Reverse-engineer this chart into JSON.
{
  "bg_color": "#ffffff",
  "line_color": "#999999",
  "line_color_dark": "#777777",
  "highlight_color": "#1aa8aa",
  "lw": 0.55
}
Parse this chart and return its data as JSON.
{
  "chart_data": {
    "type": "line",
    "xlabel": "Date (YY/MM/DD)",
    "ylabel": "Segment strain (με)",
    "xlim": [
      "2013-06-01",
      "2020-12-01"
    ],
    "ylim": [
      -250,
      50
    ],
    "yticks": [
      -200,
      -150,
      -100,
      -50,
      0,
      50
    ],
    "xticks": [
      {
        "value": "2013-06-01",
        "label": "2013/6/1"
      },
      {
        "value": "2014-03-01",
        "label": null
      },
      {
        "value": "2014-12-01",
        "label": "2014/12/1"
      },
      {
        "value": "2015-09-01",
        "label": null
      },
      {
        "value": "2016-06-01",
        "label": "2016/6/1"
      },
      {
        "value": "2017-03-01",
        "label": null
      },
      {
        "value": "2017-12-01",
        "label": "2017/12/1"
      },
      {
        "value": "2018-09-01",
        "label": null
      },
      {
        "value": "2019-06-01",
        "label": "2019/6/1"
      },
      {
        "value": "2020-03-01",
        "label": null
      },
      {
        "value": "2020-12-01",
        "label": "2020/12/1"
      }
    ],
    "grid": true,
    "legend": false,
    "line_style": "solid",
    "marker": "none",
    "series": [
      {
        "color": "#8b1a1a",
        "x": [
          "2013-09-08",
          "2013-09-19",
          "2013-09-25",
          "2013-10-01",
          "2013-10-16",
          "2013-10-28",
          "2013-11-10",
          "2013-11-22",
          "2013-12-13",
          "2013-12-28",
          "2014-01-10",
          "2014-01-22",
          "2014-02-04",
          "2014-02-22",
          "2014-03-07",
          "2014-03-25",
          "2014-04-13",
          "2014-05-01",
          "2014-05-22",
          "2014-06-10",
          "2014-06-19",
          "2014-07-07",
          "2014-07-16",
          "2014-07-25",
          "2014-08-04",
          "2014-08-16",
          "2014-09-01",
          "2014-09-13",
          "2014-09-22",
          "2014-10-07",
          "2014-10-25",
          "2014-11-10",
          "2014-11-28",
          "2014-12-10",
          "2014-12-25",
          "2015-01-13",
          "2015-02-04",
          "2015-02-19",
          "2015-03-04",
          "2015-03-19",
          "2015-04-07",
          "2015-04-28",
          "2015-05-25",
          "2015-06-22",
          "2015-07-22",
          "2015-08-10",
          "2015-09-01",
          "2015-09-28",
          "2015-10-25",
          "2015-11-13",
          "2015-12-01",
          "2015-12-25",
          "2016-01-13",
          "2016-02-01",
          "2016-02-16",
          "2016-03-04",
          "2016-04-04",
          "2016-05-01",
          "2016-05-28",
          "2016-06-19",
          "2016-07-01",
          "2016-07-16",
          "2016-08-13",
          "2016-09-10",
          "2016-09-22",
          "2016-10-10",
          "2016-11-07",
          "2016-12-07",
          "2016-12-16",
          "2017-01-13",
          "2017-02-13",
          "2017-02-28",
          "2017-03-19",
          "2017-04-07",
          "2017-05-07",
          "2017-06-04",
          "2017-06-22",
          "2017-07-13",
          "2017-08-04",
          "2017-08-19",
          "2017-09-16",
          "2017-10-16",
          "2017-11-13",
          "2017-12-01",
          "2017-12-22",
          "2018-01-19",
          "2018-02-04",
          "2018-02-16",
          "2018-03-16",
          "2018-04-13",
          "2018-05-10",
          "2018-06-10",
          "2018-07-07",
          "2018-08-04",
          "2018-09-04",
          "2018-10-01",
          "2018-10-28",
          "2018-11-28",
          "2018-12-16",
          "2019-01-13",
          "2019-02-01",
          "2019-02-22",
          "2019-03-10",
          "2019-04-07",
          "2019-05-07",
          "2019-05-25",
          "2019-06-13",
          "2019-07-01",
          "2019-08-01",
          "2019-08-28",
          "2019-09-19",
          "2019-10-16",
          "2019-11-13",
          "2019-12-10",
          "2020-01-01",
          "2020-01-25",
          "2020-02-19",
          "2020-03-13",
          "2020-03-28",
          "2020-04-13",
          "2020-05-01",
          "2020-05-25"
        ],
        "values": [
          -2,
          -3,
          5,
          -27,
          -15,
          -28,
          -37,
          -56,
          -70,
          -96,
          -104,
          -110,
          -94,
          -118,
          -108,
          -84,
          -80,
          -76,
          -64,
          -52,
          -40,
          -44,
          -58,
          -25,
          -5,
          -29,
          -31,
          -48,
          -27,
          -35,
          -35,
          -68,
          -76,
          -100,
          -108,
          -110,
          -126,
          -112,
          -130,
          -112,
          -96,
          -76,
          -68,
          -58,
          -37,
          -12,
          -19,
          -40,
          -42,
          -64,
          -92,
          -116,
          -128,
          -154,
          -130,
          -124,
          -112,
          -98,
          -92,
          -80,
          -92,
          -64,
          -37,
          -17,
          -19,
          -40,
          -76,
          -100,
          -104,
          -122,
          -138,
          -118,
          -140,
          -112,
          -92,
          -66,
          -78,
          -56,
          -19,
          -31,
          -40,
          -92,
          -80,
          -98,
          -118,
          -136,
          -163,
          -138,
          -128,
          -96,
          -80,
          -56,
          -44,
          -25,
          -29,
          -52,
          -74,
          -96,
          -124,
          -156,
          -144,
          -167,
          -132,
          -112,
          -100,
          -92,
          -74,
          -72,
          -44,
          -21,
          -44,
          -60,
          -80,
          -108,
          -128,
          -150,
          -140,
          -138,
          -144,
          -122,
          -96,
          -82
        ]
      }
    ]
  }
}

_WHAT IS BEING ASKED_
Copy out each record exactly as given, omitting none.

_RESULT OF THIS EXERCISE_
Reverse-engineer this chart into JSON.
{
  "bg_color": "#ffffff",
  "line_color": "#999999",
  "line_color_dark": "#777777",
  "highlight_color": "#1aa8aa",
  "lw": 0.55
}
Parse this chart and return its data as JSON.
{
  "chart_data": {
    "type": "line",
    "xlabel": "Date (YY/MM/DD)",
    "ylabel": "Segment strain (με)",
    "xlim": [
      "2013-06-01",
      "2020-12-01"
    ],
    "ylim": [
      -250,
      50
    ],
    "yticks": [
      -200,
      -150,
      -100,
      -50,
      0,
      50
    ],
    "xticks": [
      {
        "value": "2013-06-01",
        "label": "2013/6/1"
      },
      {
        "value": "2014-03-01",
        "label": null
      },
      {
        "value": "2014-12-01",
        "label": "2014/12/1"
      },
      {
        "value": "2015-09-01",
        "label": null
      },
      {
        "value": "2016-06-01",
        "label": "2016/6/1"
      },
      {
        "value": "2017-03-01",
        "label": null
      },
      {
        "value": "2017-12-01",
        "label": "2017/12/1"
      },
      {
        "value": "2018-09-01",
        "label": null
      },
      {
        "value": "2019-06-01",
        "label": "2019/6/1"
      },
      {
        "value": "2020-03-01",
        "label": null
      },
      {
        "value": "2020-12-01",
        "label": "2020/12/1"
      }
    ],
    "grid": true,
    "legend": false,
    "line_style": "solid",
    "marker": "none",
    "series": [
      {
        "color": "#8b1a1a",
        "x": [
          "2013-09-08",
          "2013-09-19",
          "2013-09-25",
          "2013-10-01",
          "2013-10-16",
          "2013-10-28",
          "2013-11-10",
          "2013-11-22",
          "2013-12-13",
          "2013-12-28",
          "2014-01-10",
          "2014-01-22",
          "2014-02-04",
          "2014-02-22",
          "2014-03-07",
          "2014-03-25",
          "2014-04-13",
          "2014-05-01",
          "2014-05-22",
          "2014-06-10",
          "2014-06-19",
          "2014-07-07",
          "2014-07-16",
          "2014-07-25",
          "2014-08-04",
          "2014-08-16",
          "2014-09-01",
          "2014-09-13",
          "2014-09-22",
          "2014-10-07",
          "2014-10-25",
          "2014-11-10",
          "2014-11-28",
          "2014-12-10",
          "2014-12-25",
          "2015-01-13",
          "2015-02-04",
          "2015-02-19",
          "2015-03-04",
          "2015-03-19",
          "2015-04-07",
          "2015-04-28",
          "2015-05-25",
          "2015-06-22",
          "2015-07-22",
          "2015-08-10",
          "2015-09-01",
          "2015-09-28",
          "2015-10-25",
          "2015-11-13",
          "2015-12-01",
          "2015-12-25",
          "2016-01-13",
          "2016-02-01",
          "2016-02-16",
          "2016-03-04",
          "2016-04-04",
          "2016-05-01",
          "2016-05-28",
          "2016-06-19",
          "2016-07-01",
          "2016-07-16",
          "2016-08-13",
          "2016-09-10",
          "2016-09-22",
          "2016-10-10",
          "2016-11-07",
          "2016-12-07",
          "2016-12-16",
          "2017-01-13",
          "2017-02-13",
          "2017-02-28",
          "2017-03-19",
          "2017-04-07",
          "2017-05-07",
          "2017-06-04",
          "2017-06-22",
          "2017-07-13",
          "2017-08-04",
          "2017-08-19",
          "2017-09-16",
          "2017-10-16",
          "2017-11-13",
          "2017-12-01",
          "2017-12-22",
          "2018-01-19",
          "2018-02-04",
          "2018-02-16",
          "2018-03-16",
          "2018-04-13",
          "2018-05-10",
          "2018-06-10",
          "2018-07-07",
          "2018-08-04",
          "2018-09-04",
          "2018-10-01",
          "2018-10-28",
          "2018-11-28",
          "2018-12-16",
          "2019-01-13",
          "2019-02-01",
          "2019-02-22",
          "2019-03-10",
          "2019-04-07",
          "2019-05-07",
          "2019-05-25",
          "2019-06-13",
          "2019-07-01",
          "2019-08-01",
          "2019-08-28",
          "2019-09-19",
          "2019-10-16",
          "2019-11-13",
          "2019-12-10",
          "2020-01-01",
          "2020-01-25",
          "2020-02-19",
          "2020-03-13",
          "2020-03-28",
          "2020-04-13",
          "2020-05-01",
          "2020-05-25"
        ],
        "values": [
          -2,
          -3,
          5,
          -27,
          -15,
          -28,
          -37,
          -56,
          -70,
          -96,
          -104,
          -110,
          -94,
          -118,
          -108,
          -84,
          -80,
          -76,
          -64,
          -52,
          -40,
          -44,
          -58,
          -25,
          -5,
          -29,
          -31,
          -48,
          -27,
          -35,
          -35,
          -68,
          -76,
          -100,
          -108,
          -110,
          -126,
          -112,
          -130,
          -112,
          -96,
          -76,
          -68,
          -58,
          -37,
          -12,
          -19,
          -40,
          -42,
          -64,
          -92,
          -116,
          -128,
          -154,
          -130,
          -124,
          -112,
          -98,
          -92,
          -80,
          -92,
          -64,
          -37,
          -17,
          -19,
          -40,
          -76,
          -100,
          -104,
          -122,
          -138,
          -118,
          -140,
          -112,
          -92,
          -66,
          -78,
          -56,
          -19,
          -31,
          -40,
          -92,
          -80,
          -98,
          -118,
          -136,
          -163,
          -138,
          -128,
          -96,
          -80,
          -56,
          -44,
          -25,
          -29,
          -52,
          -74,
          -96,
          -124,
          -156,
          -144,
          -167,
          -132,
          -112,
          -100,
          -92,
          -74,
          -72,
          -44,
          -21,
          -44,
          -60,
          -80,
          -108,
          -128,
          -150,
          -140,
          -138,
          -144,
          -122,
          -96,
          -82
        ]
      }
    ]
  }
}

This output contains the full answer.